Start of Extracted entries

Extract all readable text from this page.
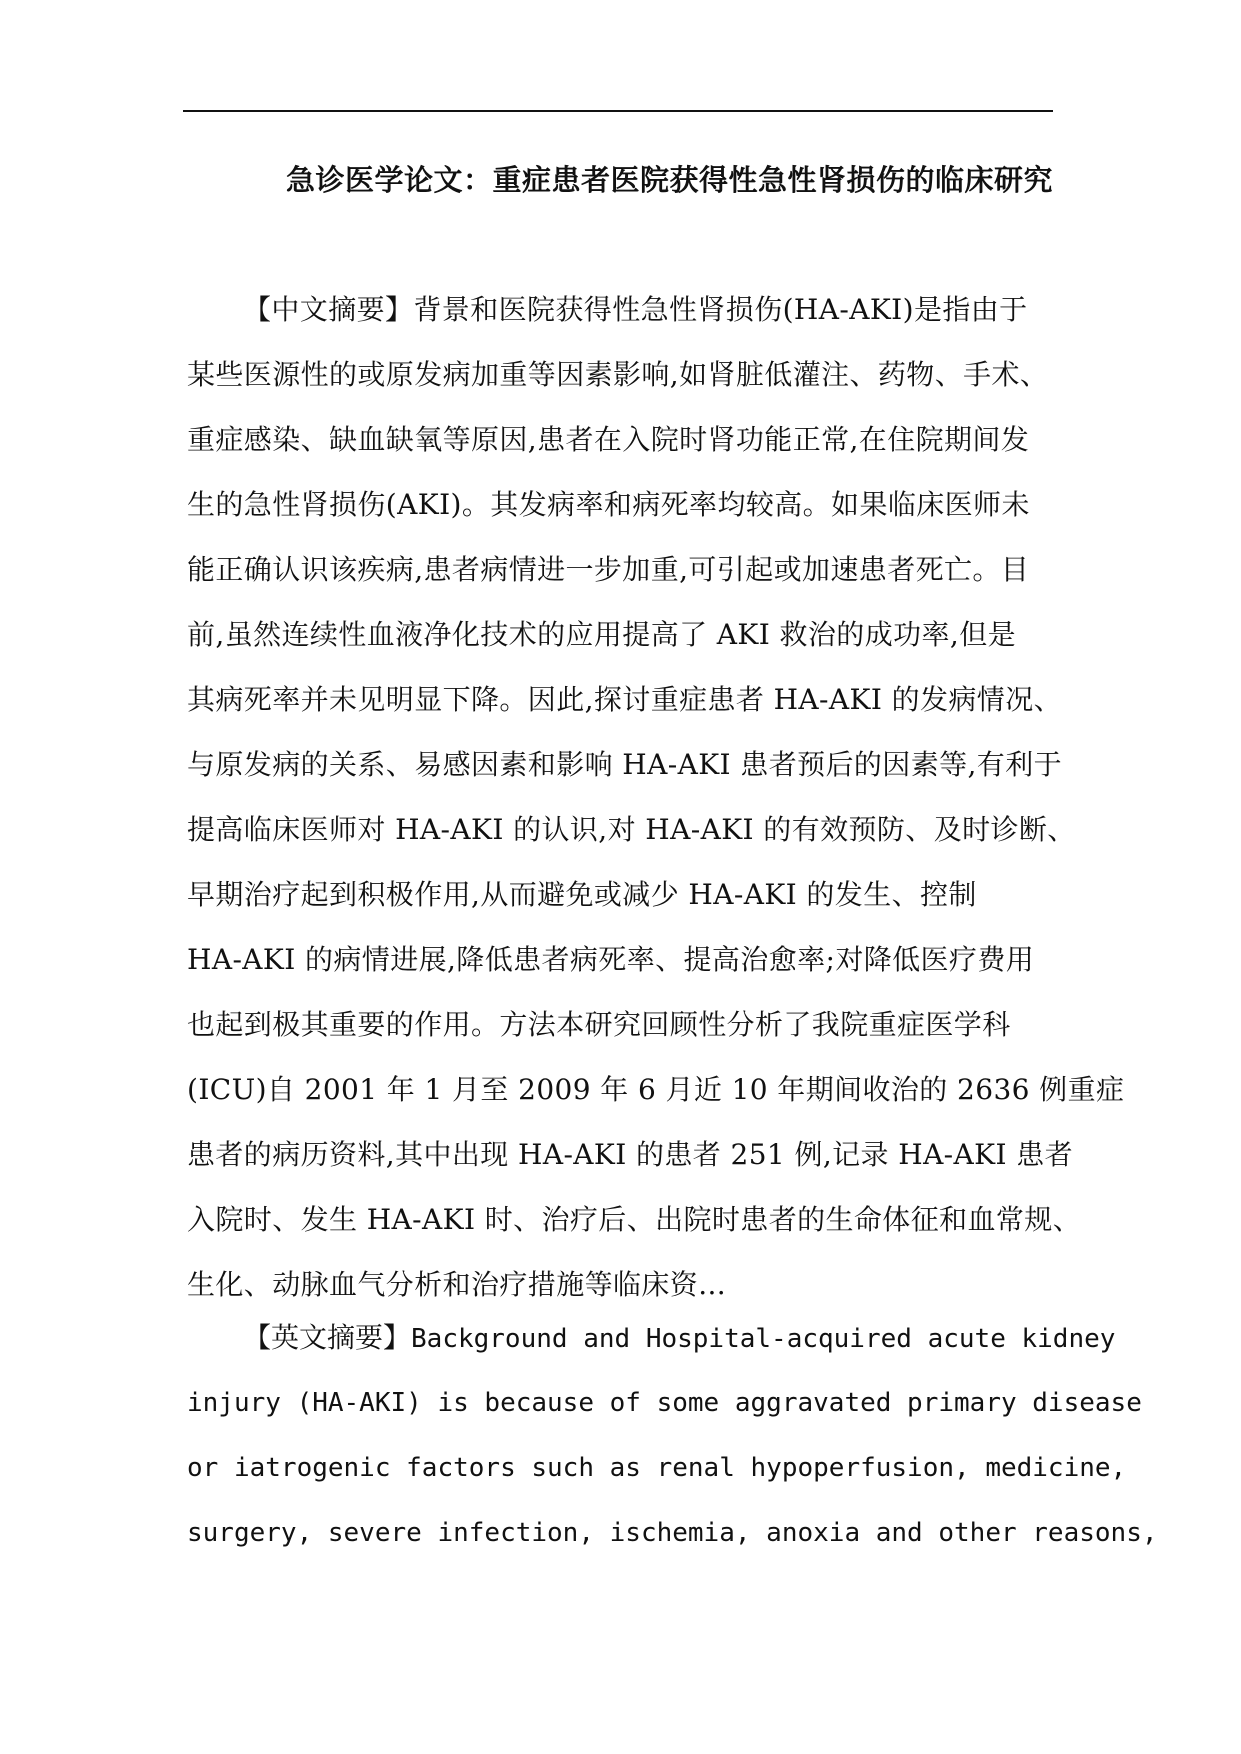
急诊医学论文：重症患者医院获得性急性肾损伤的临床研究
【中文摘要】背景和医院获得性急性肾损伤(HA-AKI)是指由于
某些医源性的或原发病加重等因素影响,如肾脏低灌注、药物、手术、
重症感染、缺血缺氧等原因,患者在入院时肾功能正常,在住院期间发
生的急性肾损伤(AKI)。其发病率和病死率均较高。如果临床医师未
能正确认识该疾病,患者病情进一步加重,可引起或加速患者死亡。目
前,虽然连续性血液净化技术的应用提高了 AKI 救治的成功率,但是
其病死率并未见明显下降。因此,探讨重症患者 HA-AKI 的发病情况、
与原发病的关系、易感因素和影响 HA-AKI 患者预后的因素等,有利于
提高临床医师对 HA-AKI 的认识,对 HA-AKI 的有效预防、及时诊断、
早期治疗起到积极作用,从而避免或减少 HA-AKI 的发生、控制
HA-AKI 的病情进展,降低患者病死率、提高治愈率;对降低医疗费用
也起到极其重要的作用。方法本研究回顾性分析了我院重症医学科
(ICU)自 2001 年 1 月至 2009 年 6 月近 10 年期间收治的 2636 例重症
患者的病历资料,其中出现 HA-AKI 的患者 251 例,记录 HA-AKI 患者
入院时、发生 HA-AKI 时、治疗后、出院时患者的生命体征和血常规、
生化、动脉血气分析和治疗措施等临床资...
【英文摘要】Background and Hospital-acquired acute kidney
injury (HA-AKI) is because of some aggravated primary disease
or iatrogenic factors such as renal hypoperfusion, medicine,
surgery, severe infection, ischemia, anoxia and other reasons,
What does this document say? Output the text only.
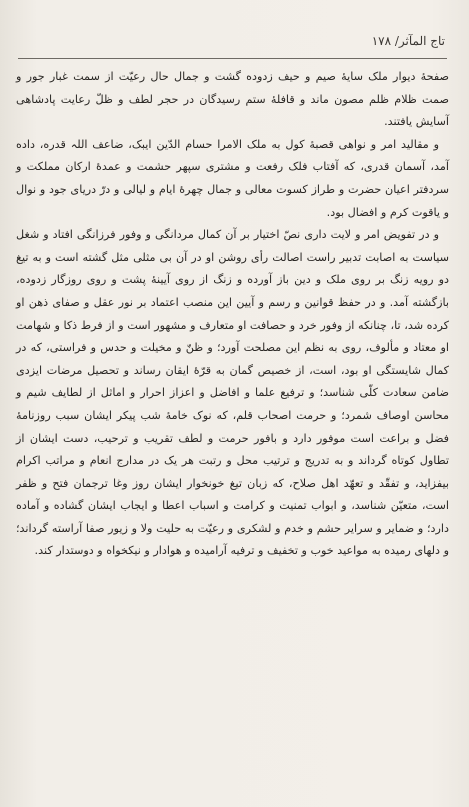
تاج المآثر/ ۱۷۸

صفحهٔ دیوار ملک سایهٔ صیم و حیف زدوده گشت و جمال حال رعیّت از سمت غبار جور و صمت ظلام ظلم مصون ماند و قافلهٔ ستم رسیدگان در حجر لطف و ظلّ رعایت پادشاهی آسایش یافتند.

و مقالید امر و نواهی قصبهٔ کول به ملک الامرا حسام الدّین ایبک، ضاعف اللہ قدره، داده آمد، آسمان قدری، که آفتاب فلک رفعت و مشتری سپهر حشمت و عمدهٔ ارکان مملکت و سردفتر اعیان حضرت و طراز کسوت معالی و جمال چهرهٔ ایام و لیالی و درّ دریای جود و نوال و یاقوت کرم و افضال بود.

و در تفویض امر و لایت داری نصّ اختیار بر آن کمال مردانگی و وفور فرزانگی افتاد و شغل سیاست به اصابت تدبیر راست اصالت رأی روشن او در آن بی مثلی مثل گشته است و به تیغ دو رویه زنگ بر روی ملک و دین باز آورده و زنگ از روی آیینهٔ پشت و روی روزگار زدوده، بازگشته آمد. و در حفظ قوانین و رسم و آیین این منصب اعتماد بر نور عقل و صفای ذهن او کرده شد، تا، چنانکه از وفور خرد و حصافت او متعارف و مشهور است و از فرط ذکا و شهامت او معتاد و مألوف، روی به نظم این مصلحت آورد؛ و ظنّ و مخیلت و حدس و فراستی، که در کمال شایستگی او بود، است، از خصیص گمان به قرّهٔ ایقان رساند و تحصیل مرضات ایزدی ضامن سعادت کلّی شناسد؛ و ترفیع علما و افاضل و اعزاز احرار و اماثل از لطایف شیم و محاسن اوصاف شمرد؛ و حرمت اصحاب قلم، که نوک خامهٔ شب پیکر ایشان سبب روزنامهٔ فضل و براعت است موفور دارد و بافور حرمت و لطف تقریب و ترحیب، دست ایشان از تطاول کوتاه گرداند و به تدریج و ترتیب محل و رتبت هر یک در مدارج انعام و مراتب اکرام بیفزاید، و تفقّد و تعهّد اهل صلاح، که زبان تیغ خونخوار ایشان روز وغا ترجمان فتح و ظفر است، متعیّن شناسد، و ابواب تمنیت و کرامت و اسباب اعطا و ایجاب ایشان گشاده و آماده دارد؛ و ضمایر و سرایر حشم و خدم و لشکری و رعیّت به حلیت ولا و زیور صفا آراسته گرداند؛ و دلهای رمیده به مواعید خوب و تخفیف و ترفیه آرامیده و هوادار و نیکخواه و دوستدار کند.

End of Extracted entries

• [What is required]:
Every line above should be repeated exactly; pictures stay out of the copy.

• [Task result]:
Extract all readable text from this page.
急诊医学论文：重症患者医院获得性急性肾损伤的临床研究
【中文摘要】背景和医院获得性急性肾损伤(HA-AKI)是指由于
某些医源性的或原发病加重等因素影响,如肾脏低灌注、药物、手术、
重症感染、缺血缺氧等原因,患者在入院时肾功能正常,在住院期间发
生的急性肾损伤(AKI)。其发病率和病死率均较高。如果临床医师未
能正确认识该疾病,患者病情进一步加重,可引起或加速患者死亡。目
前,虽然连续性血液净化技术的应用提高了 AKI 救治的成功率,但是
其病死率并未见明显下降。因此,探讨重症患者 HA-AKI 的发病情况、
与原发病的关系、易感因素和影响 HA-AKI 患者预后的因素等,有利于
提高临床医师对 HA-AKI 的认识,对 HA-AKI 的有效预防、及时诊断、
早期治疗起到积极作用,从而避免或减少 HA-AKI 的发生、控制
HA-AKI 的病情进展,降低患者病死率、提高治愈率;对降低医疗费用
也起到极其重要的作用。方法本研究回顾性分析了我院重症医学科
(ICU)自 2001 年 1 月至 2009 年 6 月近 10 年期间收治的 2636 例重症
患者的病历资料,其中出现 HA-AKI 的患者 251 例,记录 HA-AKI 患者
入院时、发生 HA-AKI 时、治疗后、出院时患者的生命体征和血常规、
生化、动脉血气分析和治疗措施等临床资...
【英文摘要】Background and Hospital-acquired acute kidney
injury (HA-AKI) is because of some aggravated primary disease
or iatrogenic factors such as renal hypoperfusion, medicine,
surgery, severe infection, ischemia, anoxia and other reasons,
What does this document say? Output the text only.
تاج المآثر/ ۱۷۸

صفحهٔ دیوار ملک سایهٔ صیم و حیف زدوده گشت و جمال حال رعیّت از سمت غبار جور و صمت ظلام ظلم مصون ماند و قافلهٔ ستم رسیدگان در حجر لطف و ظلّ رعایت پادشاهی آسایش یافتند.

و مقالید امر و نواهی قصبهٔ کول به ملک الامرا حسام الدّین ایبک، ضاعف اللہ قدره، داده آمد، آسمان قدری، که آفتاب فلک رفعت و مشتری سپهر حشمت و عمدهٔ ارکان مملکت و سردفتر اعیان حضرت و طراز کسوت معالی و جمال چهرهٔ ایام و لیالی و درّ دریای جود و نوال و یاقوت کرم و افضال بود.

و در تفویض امر و لایت داری نصّ اختیار بر آن کمال مردانگی و وفور فرزانگی افتاد و شغل سیاست به اصابت تدبیر راست اصالت رأی روشن او در آن بی مثلی مثل گشته است و به تیغ دو رویه زنگ بر روی ملک و دین باز آورده و زنگ از روی آیینهٔ پشت و روی روزگار زدوده، بازگشته آمد. و در حفظ قوانین و رسم و آیین این منصب اعتماد بر نور عقل و صفای ذهن او کرده شد، تا، چنانکه از وفور خرد و حصافت او متعارف و مشهور است و از فرط ذکا و شهامت او معتاد و مألوف، روی به نظم این مصلحت آورد؛ و ظنّ و مخیلت و حدس و فراستی، که در کمال شایستگی او بود، است، از خصیص گمان به قرّهٔ ایقان رساند و تحصیل مرضات ایزدی ضامن سعادت کلّی شناسد؛ و ترفیع علما و افاضل و اعزاز احرار و اماثل از لطایف شیم و محاسن اوصاف شمرد؛ و حرمت اصحاب قلم، که نوک خامهٔ شب پیکر ایشان سبب روزنامهٔ فضل و براعت است موفور دارد و بافور حرمت و لطف تقریب و ترحیب، دست ایشان از تطاول کوتاه گرداند و به تدریج و ترتیب محل و رتبت هر یک در مدارج انعام و مراتب اکرام بیفزاید، و تفقّد و تعهّد اهل صلاح، که زبان تیغ خونخوار ایشان روز وغا ترجمان فتح و ظفر است، متعیّن شناسد، و ابواب تمنیت و کرامت و اسباب اعطا و ایجاب ایشان گشاده و آماده دارد؛ و ضمایر و سرایر حشم و خدم و لشکری و رعیّت به حلیت ولا و زیور صفا آراسته گرداند؛ و دلهای رمیده به مواعید خوب و تخفیف و ترفیه آرامیده و هوادار و نیکخواه و دوستدار کند.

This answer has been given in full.